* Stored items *
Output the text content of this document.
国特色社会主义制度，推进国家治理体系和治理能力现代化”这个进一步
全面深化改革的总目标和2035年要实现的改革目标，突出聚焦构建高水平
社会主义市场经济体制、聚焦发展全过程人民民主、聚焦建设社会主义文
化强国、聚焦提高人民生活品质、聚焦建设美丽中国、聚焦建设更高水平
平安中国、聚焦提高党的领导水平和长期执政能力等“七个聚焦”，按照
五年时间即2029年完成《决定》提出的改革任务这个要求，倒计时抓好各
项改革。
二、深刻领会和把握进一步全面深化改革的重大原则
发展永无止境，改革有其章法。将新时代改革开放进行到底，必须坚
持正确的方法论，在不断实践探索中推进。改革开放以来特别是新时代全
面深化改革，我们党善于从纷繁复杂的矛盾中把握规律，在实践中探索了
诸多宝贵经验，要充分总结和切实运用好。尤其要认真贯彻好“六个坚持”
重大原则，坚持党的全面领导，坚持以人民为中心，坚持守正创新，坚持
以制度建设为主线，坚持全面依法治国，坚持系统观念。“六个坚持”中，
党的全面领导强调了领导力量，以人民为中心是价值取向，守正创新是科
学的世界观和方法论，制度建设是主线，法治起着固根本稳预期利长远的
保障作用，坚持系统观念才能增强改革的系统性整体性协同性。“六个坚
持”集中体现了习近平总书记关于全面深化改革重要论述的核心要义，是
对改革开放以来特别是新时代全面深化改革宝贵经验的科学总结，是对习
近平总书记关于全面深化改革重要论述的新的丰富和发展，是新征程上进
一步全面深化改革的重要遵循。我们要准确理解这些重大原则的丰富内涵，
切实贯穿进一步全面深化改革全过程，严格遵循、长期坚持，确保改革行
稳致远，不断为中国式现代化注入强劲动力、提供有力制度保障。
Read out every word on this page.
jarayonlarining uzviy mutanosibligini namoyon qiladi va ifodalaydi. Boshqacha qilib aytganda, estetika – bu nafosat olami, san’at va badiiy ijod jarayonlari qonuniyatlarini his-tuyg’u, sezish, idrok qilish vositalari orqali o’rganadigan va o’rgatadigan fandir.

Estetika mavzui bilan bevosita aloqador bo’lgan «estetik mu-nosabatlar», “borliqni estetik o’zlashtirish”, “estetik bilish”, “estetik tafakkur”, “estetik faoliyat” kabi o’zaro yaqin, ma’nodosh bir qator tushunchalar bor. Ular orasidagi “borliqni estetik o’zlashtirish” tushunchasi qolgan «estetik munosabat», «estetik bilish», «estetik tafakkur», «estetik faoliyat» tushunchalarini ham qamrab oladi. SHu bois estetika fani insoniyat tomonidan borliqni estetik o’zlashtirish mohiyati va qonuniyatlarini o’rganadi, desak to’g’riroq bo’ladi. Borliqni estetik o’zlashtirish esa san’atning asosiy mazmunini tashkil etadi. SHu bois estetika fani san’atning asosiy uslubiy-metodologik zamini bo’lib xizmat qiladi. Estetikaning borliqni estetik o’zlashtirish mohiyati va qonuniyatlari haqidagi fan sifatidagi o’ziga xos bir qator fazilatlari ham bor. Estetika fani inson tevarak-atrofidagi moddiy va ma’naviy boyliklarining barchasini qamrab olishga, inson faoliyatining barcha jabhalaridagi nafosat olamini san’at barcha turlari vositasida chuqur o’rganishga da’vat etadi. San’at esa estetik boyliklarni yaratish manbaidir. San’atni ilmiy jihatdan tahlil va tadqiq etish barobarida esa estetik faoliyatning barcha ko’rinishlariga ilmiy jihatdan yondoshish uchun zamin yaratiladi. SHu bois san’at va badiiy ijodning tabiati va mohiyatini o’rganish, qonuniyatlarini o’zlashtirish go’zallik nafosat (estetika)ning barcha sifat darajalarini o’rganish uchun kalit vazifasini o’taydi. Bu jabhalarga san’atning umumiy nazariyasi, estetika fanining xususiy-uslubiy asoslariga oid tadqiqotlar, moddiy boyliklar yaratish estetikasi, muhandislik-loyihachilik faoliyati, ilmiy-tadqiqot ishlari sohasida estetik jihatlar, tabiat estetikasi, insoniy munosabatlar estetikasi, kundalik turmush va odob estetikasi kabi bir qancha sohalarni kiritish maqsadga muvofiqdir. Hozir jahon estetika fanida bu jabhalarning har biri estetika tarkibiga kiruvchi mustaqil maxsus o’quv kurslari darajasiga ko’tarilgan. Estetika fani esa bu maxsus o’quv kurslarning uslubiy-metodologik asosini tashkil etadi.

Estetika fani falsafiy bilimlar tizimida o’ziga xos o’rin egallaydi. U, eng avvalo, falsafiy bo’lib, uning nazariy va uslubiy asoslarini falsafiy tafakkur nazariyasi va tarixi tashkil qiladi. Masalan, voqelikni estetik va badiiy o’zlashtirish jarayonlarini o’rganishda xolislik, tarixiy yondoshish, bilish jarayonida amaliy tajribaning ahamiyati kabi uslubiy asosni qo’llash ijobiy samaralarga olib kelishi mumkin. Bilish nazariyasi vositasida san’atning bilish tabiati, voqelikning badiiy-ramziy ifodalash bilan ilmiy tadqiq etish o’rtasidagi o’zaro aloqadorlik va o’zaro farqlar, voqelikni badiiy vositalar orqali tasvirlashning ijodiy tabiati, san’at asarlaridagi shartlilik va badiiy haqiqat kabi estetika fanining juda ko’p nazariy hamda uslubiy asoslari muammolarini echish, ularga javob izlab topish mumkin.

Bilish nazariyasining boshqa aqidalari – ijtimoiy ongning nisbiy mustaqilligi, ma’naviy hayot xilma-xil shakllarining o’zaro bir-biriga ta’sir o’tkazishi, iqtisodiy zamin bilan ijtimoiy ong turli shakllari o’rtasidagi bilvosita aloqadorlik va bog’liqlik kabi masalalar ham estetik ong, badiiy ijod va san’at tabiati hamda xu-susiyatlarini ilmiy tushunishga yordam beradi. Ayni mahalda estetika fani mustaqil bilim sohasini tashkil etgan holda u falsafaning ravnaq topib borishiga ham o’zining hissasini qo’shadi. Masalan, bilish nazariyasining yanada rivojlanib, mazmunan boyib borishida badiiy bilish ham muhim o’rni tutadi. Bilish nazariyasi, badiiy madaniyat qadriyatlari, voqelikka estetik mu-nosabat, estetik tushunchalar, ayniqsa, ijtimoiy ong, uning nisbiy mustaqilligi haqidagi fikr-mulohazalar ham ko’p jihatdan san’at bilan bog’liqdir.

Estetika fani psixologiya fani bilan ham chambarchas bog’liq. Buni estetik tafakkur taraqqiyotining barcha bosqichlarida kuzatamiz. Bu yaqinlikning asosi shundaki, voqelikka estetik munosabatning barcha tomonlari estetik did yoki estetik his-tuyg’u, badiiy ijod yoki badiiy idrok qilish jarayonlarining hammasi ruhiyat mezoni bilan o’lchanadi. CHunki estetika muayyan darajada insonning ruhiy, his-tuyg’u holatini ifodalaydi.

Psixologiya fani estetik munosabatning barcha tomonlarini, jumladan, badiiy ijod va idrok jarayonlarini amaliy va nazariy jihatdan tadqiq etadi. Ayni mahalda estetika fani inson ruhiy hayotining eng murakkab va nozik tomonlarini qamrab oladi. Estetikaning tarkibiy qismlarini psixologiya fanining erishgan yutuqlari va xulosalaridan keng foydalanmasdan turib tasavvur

* WHAT TO PRODUCE *
Look through the listing above. Pick out each line with "this" and copy it.

* FINAL ANSWER *
Output the text content of this document.
Read out every word on this page.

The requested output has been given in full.